Given exercise:
Each record below is to be copied word for word, with pictures removed.

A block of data
__________________________________________________
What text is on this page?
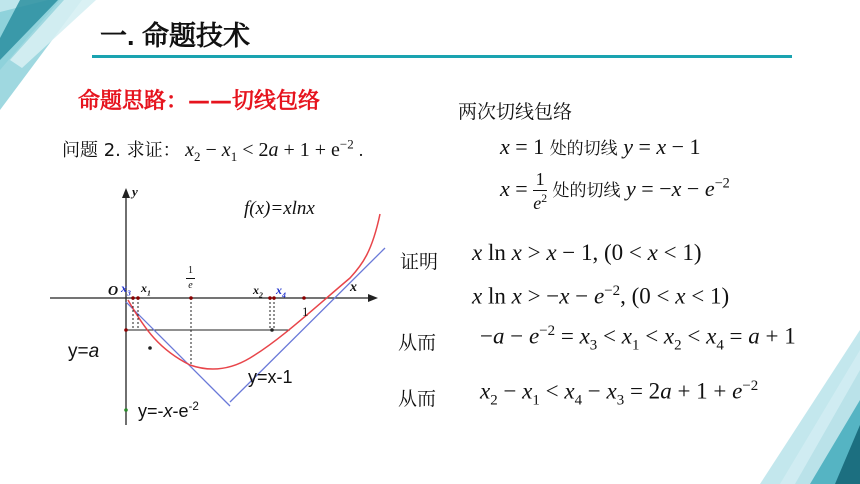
一. 命题技术
命题思路：——切线包络
问题 2. 求证： $x_2 - x_1 < 2a + 1 + e^{-2}$ .
y
x
O $x_3$ $x_1$
$\frac{1}{e}$	$x_2$ $x_4$
1
f(x)=xlnx
y=a
y=x-1
$y=-x-e^{-2}$
两次切线包络
x = 1 处的切线 y = x − 1
$x = \frac{1}{e^2}$ 处的切线 $y = -x - e^{-2}$
证明 x ln x > x − 1, (0 < x < 1)
x $\ln x > -x - e^{-2}$, (0 < x < 1)
从而 $-a - e^{-2} = x_3 < x_1 < x_2 < x_4 = a + 1$
从而 $x_2 - x_1 < x_4 - x_3 = 2a + 1 + e^{-2}$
__________________________________________________
Exercise result:
What text is on this page?
一. 命题技术
命题思路：——切线包络
问题 2. 求证： $x_2 - x_1 < 2a + 1 + e^{-2}$ .
y
x
O $x_3$ $x_1$
$\frac{1}{e}$	$x_2$ $x_4$
1
f(x)=xlnx
y=a
y=x-1
$y=-x-e^{-2}$
两次切线包络
x = 1 处的切线 y = x − 1
$x = \frac{1}{e^2}$ 处的切线 $y = -x - e^{-2}$
证明 x ln x > x − 1, (0 < x < 1)
x $\ln x > -x - e^{-2}$, (0 < x < 1)
从而 $-a - e^{-2} = x_3 < x_1 < x_2 < x_4 = a + 1$
从而 $x_2 - x_1 < x_4 - x_3 = 2a + 1 + e^{-2}$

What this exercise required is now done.